Required task: Report all lines from the entries below in which "color" appears.

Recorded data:
=-=-=

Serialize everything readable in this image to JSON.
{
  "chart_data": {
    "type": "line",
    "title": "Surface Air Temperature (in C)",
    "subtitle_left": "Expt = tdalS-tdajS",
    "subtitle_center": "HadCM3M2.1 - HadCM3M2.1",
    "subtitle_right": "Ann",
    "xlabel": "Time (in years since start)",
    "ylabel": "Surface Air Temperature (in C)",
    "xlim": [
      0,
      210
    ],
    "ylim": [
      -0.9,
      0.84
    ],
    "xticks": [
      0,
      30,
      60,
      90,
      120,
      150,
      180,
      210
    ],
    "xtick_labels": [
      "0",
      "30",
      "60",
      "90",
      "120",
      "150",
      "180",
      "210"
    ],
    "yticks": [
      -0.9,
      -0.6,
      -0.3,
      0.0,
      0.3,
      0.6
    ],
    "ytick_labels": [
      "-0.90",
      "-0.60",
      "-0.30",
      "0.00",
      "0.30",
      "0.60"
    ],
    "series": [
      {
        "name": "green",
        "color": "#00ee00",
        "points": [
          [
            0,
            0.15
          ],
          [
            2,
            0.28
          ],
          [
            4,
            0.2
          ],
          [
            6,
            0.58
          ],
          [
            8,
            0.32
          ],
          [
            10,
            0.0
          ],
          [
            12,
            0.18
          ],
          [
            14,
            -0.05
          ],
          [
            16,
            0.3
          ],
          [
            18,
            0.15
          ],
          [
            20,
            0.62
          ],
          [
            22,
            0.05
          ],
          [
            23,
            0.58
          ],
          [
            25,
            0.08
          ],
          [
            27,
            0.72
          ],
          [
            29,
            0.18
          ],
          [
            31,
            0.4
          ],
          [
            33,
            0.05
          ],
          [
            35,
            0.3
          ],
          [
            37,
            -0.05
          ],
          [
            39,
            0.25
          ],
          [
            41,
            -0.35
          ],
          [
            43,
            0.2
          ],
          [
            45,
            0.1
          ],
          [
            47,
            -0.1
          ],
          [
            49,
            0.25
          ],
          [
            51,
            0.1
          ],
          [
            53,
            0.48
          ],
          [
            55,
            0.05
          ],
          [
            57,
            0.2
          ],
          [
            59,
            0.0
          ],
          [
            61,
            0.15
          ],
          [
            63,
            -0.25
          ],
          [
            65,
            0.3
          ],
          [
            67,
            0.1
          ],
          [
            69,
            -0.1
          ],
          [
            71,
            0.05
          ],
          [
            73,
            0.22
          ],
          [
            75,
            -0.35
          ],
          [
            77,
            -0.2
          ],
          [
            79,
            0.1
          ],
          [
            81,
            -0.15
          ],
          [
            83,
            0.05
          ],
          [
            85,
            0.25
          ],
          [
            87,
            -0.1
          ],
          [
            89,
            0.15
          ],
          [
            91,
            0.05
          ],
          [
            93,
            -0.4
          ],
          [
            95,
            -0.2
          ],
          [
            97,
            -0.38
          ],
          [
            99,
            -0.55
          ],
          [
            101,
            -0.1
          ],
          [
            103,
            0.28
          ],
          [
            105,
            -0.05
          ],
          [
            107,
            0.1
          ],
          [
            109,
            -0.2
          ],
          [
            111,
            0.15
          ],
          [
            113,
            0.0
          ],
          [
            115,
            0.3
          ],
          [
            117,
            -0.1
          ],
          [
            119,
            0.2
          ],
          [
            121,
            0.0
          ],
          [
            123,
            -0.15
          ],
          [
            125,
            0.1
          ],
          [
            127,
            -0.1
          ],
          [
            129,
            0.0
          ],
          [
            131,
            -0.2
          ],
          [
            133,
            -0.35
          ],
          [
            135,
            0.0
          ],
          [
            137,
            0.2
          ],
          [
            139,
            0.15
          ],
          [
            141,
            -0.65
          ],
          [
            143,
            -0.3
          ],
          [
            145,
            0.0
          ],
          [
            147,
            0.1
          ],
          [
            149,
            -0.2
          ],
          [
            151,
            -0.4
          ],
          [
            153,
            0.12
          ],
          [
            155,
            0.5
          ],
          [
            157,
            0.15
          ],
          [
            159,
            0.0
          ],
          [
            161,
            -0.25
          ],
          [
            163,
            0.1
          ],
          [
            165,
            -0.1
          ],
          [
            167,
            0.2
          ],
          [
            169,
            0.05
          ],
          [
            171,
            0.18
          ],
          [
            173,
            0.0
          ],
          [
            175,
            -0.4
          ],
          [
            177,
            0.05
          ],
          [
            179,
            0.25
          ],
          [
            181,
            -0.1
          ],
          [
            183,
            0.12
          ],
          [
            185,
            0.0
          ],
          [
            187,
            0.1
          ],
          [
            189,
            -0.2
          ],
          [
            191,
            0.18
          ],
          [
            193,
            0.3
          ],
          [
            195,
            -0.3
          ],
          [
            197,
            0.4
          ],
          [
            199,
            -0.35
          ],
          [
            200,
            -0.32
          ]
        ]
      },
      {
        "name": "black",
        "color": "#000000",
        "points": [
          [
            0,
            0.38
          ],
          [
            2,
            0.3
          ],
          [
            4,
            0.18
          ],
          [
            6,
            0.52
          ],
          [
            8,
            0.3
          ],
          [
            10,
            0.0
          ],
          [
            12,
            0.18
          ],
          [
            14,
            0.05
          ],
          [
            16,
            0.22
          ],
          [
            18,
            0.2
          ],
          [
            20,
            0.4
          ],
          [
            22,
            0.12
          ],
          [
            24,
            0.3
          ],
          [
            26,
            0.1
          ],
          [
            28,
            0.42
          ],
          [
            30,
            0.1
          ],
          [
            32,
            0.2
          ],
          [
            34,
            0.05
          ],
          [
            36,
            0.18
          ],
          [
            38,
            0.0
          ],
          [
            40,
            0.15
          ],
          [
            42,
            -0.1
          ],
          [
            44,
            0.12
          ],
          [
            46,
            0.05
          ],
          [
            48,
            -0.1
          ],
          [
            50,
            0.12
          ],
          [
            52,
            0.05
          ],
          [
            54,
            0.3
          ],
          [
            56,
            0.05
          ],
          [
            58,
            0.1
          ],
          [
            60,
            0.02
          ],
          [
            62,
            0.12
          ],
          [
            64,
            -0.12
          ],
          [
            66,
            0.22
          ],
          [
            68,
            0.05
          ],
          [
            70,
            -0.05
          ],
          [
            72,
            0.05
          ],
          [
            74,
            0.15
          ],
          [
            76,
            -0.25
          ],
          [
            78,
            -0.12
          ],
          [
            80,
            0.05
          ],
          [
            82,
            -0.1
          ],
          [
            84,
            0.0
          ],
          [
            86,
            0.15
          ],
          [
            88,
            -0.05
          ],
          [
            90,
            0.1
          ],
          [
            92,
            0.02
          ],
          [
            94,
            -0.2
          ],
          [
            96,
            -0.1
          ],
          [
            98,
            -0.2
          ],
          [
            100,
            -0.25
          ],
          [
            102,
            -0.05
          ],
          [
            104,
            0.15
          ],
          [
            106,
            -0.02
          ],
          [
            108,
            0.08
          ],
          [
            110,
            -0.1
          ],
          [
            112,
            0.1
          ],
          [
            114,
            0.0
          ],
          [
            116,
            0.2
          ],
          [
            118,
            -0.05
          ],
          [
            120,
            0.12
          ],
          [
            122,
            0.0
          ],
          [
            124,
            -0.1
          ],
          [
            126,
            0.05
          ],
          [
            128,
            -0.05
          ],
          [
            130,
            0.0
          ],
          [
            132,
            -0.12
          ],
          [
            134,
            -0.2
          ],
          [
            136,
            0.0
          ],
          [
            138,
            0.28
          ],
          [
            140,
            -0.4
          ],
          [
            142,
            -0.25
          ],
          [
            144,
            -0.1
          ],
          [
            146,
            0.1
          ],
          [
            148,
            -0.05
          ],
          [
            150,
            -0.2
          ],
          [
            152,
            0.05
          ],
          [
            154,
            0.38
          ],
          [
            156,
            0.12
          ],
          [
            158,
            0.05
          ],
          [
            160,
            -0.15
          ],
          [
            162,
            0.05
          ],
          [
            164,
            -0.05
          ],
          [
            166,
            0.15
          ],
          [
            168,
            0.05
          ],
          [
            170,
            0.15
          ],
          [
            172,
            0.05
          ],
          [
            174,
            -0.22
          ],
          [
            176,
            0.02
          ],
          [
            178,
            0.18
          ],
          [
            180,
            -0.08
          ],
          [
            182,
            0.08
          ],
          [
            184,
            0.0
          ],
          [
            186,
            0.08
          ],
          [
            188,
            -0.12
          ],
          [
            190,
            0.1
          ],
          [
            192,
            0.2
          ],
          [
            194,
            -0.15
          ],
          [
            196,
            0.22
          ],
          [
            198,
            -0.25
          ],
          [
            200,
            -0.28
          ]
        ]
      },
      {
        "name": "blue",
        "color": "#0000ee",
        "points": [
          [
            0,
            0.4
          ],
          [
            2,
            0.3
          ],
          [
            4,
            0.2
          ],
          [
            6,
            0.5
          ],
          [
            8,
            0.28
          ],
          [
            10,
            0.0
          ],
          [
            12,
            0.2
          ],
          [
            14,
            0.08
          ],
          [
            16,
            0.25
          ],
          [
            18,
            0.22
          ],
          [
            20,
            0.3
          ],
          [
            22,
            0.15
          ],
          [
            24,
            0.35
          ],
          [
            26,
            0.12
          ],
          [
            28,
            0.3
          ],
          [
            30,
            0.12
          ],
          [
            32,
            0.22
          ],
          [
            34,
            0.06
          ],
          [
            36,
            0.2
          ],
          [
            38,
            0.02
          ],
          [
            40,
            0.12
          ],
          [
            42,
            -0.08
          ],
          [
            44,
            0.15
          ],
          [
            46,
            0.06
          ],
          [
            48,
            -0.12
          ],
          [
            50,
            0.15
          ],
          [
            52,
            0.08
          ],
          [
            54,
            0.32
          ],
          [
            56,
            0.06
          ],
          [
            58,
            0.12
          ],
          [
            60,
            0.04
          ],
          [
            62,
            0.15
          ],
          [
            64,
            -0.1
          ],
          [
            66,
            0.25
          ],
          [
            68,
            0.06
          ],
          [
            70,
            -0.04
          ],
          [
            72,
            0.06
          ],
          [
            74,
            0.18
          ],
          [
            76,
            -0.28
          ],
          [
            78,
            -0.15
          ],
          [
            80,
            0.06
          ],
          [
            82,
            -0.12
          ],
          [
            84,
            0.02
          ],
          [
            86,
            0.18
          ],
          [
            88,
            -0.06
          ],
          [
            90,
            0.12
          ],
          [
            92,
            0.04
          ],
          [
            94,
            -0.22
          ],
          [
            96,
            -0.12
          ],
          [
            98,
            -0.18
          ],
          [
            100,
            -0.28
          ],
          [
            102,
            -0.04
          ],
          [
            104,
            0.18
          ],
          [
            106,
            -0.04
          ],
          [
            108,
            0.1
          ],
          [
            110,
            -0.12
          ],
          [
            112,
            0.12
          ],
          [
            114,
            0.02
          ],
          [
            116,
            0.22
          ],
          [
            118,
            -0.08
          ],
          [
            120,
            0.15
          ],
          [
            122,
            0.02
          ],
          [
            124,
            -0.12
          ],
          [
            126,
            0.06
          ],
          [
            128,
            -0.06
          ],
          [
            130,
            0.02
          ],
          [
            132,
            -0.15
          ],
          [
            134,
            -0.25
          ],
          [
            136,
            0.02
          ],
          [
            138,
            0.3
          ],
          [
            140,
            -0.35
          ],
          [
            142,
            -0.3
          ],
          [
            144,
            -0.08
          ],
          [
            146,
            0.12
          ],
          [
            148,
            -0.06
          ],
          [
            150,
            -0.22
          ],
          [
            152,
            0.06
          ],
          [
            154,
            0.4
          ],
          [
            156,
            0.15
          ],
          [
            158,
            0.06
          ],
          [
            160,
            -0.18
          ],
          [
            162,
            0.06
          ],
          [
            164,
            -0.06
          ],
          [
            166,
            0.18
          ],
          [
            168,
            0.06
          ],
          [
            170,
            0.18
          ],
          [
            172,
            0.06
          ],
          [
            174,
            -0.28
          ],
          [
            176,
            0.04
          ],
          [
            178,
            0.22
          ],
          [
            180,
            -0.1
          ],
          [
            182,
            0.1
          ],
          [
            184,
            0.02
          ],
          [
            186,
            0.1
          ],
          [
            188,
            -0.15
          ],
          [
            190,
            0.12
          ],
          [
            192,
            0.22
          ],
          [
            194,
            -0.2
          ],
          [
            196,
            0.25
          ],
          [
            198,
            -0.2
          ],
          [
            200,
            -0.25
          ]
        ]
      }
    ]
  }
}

=-=-=

Problem solution:
        "color": "#00ee00",
        "color": "#000000",
        "color": "#0000ee",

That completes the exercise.